=== Begin Enclosure ===

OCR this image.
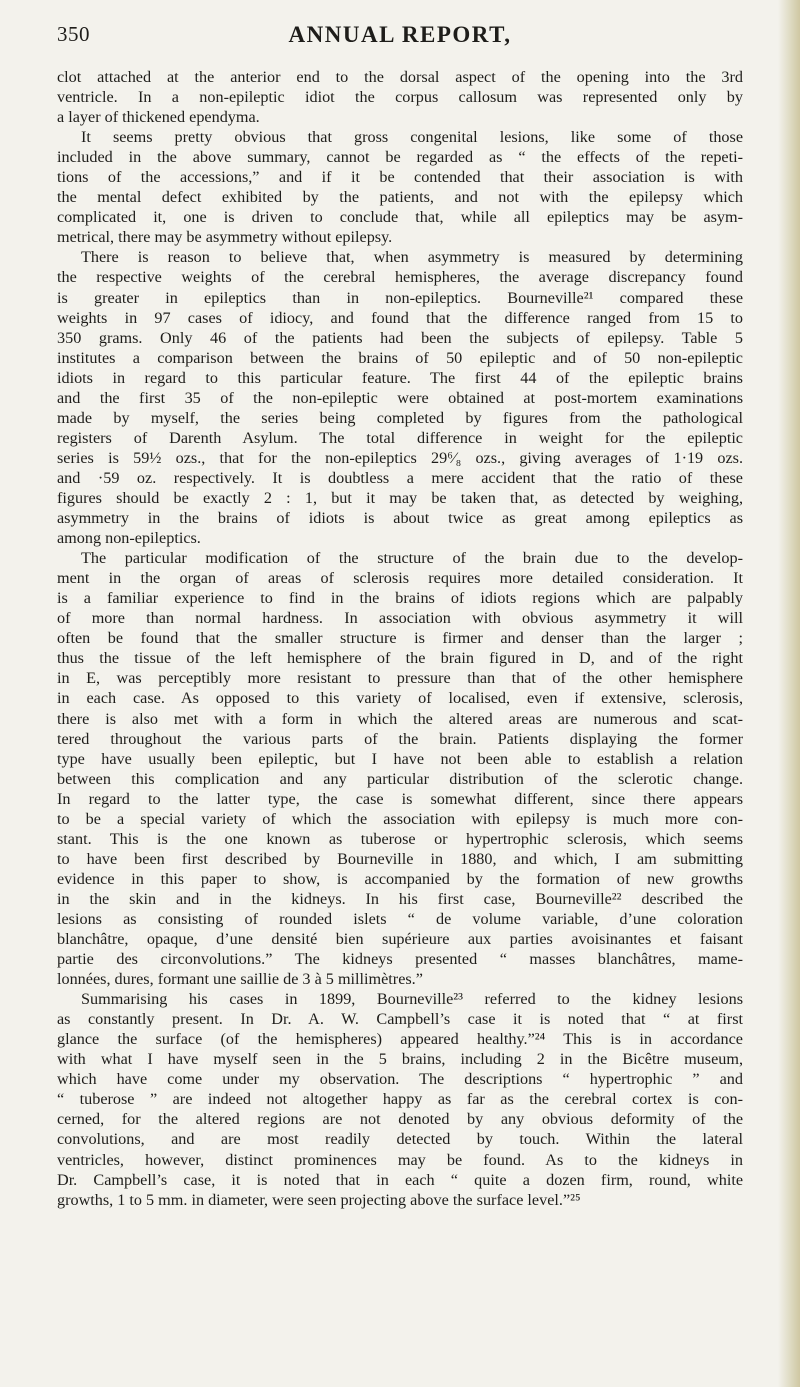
350	ANNUAL REPORT,
clot attached at the anterior end to the dorsal aspect of the opening into the 3rd
ventricle. In a non-epileptic idiot the corpus callosum was represented only by
a layer of thickened ependyma.
It seems pretty obvious that gross congenital lesions, like some of those
included in the above summary, cannot be regarded as “ the effects of the repeti-
tions of the accessions,” and if it be contended that their association is with
the mental defect exhibited by the patients, and not with the epilepsy which
complicated it, one is driven to conclude that, while all epileptics may be asym-
metrical, there may be asymmetry without epilepsy.
There is reason to believe that, when asymmetry is measured by determining
the respective weights of the cerebral hemispheres, the average discrepancy found
is greater in epileptics than in non-epileptics. Bourneville²¹ compared these
weights in 97 cases of idiocy, and found that the difference ranged from 15 to
350 grams. Only 46 of the patients had been the subjects of epilepsy. Table 5
institutes a comparison between the brains of 50 epileptic and of 50 non-epileptic
idiots in regard to this particular feature. The first 44 of the epileptic brains
and the first 35 of the non-epileptic were obtained at post-mortem examinations
made by myself, the series being completed by figures from the pathological
registers of Darenth Asylum. The total difference in weight for the epileptic
series is 59½ ozs., that for the non-epileptics 29⁶⁄₈ ozs., giving averages of 1·19 ozs.
and ·59 oz. respectively. It is doubtless a mere accident that the ratio of these
figures should be exactly 2 : 1, but it may be taken that, as detected by weighing,
asymmetry in the brains of idiots is about twice as great among epileptics as
among non-epileptics.
The particular modification of the structure of the brain due to the develop-
ment in the organ of areas of sclerosis requires more detailed consideration. It
is a familiar experience to find in the brains of idiots regions which are palpably
of more than normal hardness. In association with obvious asymmetry it will
often be found that the smaller structure is firmer and denser than the larger ;
thus the tissue of the left hemisphere of the brain figured in D, and of the right
in E, was perceptibly more resistant to pressure than that of the other hemisphere
in each case. As opposed to this variety of localised, even if extensive, sclerosis,
there is also met with a form in which the altered areas are numerous and scat-
tered throughout the various parts of the brain. Patients displaying the former
type have usually been epileptic, but I have not been able to establish a relation
between this complication and any particular distribution of the sclerotic change.
In regard to the latter type, the case is somewhat different, since there appears
to be a special variety of which the association with epilepsy is much more con-
stant. This is the one known as tuberose or hypertrophic sclerosis, which seems
to have been first described by Bourneville in 1880, and which, I am submitting
evidence in this paper to show, is accompanied by the formation of new growths
in the skin and in the kidneys. In his first case, Bourneville²² described the
lesions as consisting of rounded islets “ de volume variable, d’une coloration
blanchâtre, opaque, d’une densité bien supérieure aux parties avoisinantes et faisant
partie des circonvolutions.” The kidneys presented “ masses blanchâtres, mame-
lonnées, dures, formant une saillie de 3 à 5 millimètres.”
Summarising his cases in 1899, Bourneville²³ referred to the kidney lesions
as constantly present. In Dr. A. W. Campbell’s case it is noted that “ at first
glance the surface (of the hemispheres) appeared healthy.”²⁴ This is in accordance
with what I have myself seen in the 5 brains, including 2 in the Bicêtre museum,
which have come under my observation. The descriptions “ hypertrophic ” and
“ tuberose ” are indeed not altogether happy as far as the cerebral cortex is con-
cerned, for the altered regions are not denoted by any obvious deformity of the
convolutions, and are most readily detected by touch. Within the lateral
ventricles, however, distinct prominences may be found. As to the kidneys in
Dr. Campbell’s case, it is noted that in each “ quite a dozen firm, round, white
growths, 1 to 5 mm. in diameter, were seen projecting above the surface level.”²⁵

=== End Enclosure ===

EXERCISE:
Would you filter the entries above and keep each line that has the word "myself"?

COMPLETED TASK:
made by myself, the series being completed by figures from the pathological
with what I have myself seen in the 5 brains, including 2 in the Bicêtre museum,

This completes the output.